* [THE REQUEST]
Output all lines exactly, with nothing added or dropped.

* [RECORD LIST]
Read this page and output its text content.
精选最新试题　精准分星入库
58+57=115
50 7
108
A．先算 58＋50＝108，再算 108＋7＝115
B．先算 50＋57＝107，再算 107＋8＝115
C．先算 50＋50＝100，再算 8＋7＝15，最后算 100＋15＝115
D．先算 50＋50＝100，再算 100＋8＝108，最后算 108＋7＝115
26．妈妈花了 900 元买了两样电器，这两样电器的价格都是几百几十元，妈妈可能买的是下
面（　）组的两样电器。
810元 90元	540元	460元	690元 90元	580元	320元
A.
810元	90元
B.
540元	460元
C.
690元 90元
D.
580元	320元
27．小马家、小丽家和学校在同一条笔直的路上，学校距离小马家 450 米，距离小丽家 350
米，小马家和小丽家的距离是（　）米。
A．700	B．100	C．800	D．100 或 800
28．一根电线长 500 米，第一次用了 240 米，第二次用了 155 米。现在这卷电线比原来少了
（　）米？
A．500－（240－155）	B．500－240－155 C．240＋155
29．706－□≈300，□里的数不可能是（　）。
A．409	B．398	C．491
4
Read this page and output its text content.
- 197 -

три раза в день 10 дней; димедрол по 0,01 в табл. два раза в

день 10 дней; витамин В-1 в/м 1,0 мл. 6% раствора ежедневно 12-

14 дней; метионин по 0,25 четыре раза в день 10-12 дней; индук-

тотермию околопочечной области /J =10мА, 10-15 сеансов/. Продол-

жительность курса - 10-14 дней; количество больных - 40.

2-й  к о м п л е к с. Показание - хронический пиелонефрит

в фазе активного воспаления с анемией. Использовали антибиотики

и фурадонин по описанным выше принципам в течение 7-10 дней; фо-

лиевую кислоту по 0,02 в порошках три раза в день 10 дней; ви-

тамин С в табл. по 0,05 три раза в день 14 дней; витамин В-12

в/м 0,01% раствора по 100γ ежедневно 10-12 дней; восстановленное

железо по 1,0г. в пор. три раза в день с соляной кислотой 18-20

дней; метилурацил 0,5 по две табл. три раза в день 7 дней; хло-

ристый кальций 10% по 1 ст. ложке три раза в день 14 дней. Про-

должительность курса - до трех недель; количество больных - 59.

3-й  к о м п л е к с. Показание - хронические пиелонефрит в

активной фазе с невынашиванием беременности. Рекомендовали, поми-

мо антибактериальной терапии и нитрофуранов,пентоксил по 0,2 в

* [RESULT FOR THIS TASK]
Read this page and output its text content.
精选最新试题　精准分星入库
58+57=115
50 7
108
A．先算 58＋50＝108，再算 108＋7＝115
B．先算 50＋57＝107，再算 107＋8＝115
C．先算 50＋50＝100，再算 8＋7＝15，最后算 100＋15＝115
D．先算 50＋50＝100，再算 100＋8＝108，最后算 108＋7＝115
26．妈妈花了 900 元买了两样电器，这两样电器的价格都是几百几十元，妈妈可能买的是下
面（　）组的两样电器。
810元 90元	540元	460元	690元 90元	580元	320元
A.
810元	90元
B.
540元	460元
C.
690元 90元
D.
580元	320元
27．小马家、小丽家和学校在同一条笔直的路上，学校距离小马家 450 米，距离小丽家 350
米，小马家和小丽家的距离是（　）米。
A．700	B．100	C．800	D．100 或 800
28．一根电线长 500 米，第一次用了 240 米，第二次用了 155 米。现在这卷电线比原来少了
（　）米？
A．500－（240－155）	B．500－240－155 C．240＋155
29．706－□≈300，□里的数不可能是（　）。
A．409	B．398	C．491
4
Read this page and output its text content.
- 197 -

три раза в день 10 дней; димедрол по 0,01 в табл. два раза в

день 10 дней; витамин В-1 в/м 1,0 мл. 6% раствора ежедневно 12-

14 дней; метионин по 0,25 четыре раза в день 10-12 дней; индук-

тотермию околопочечной области /J =10мА, 10-15 сеансов/. Продол-

жительность курса - 10-14 дней; количество больных - 40.

2-й  к о м п л е к с. Показание - хронический пиелонефрит

в фазе активного воспаления с анемией. Использовали антибиотики

и фурадонин по описанным выше принципам в течение 7-10 дней; фо-

лиевую кислоту по 0,02 в порошках три раза в день 10 дней; ви-

тамин С в табл. по 0,05 три раза в день 14 дней; витамин В-12

в/м 0,01% раствора по 100γ ежедневно 10-12 дней; восстановленное

железо по 1,0г. в пор. три раза в день с соляной кислотой 18-20

дней; метилурацил 0,5 по две табл. три раза в день 7 дней; хло-

ристый кальций 10% по 1 ст. ложке три раза в день 14 дней. Про-

должительность курса - до трех недель; количество больных - 59.

3-й  к о м п л е к с. Показание - хронические пиелонефрит в

активной фазе с невынашиванием беременности. Рекомендовали, поми-

мо антибактериальной терапии и нитрофуранов,пентоксил по 0,2 в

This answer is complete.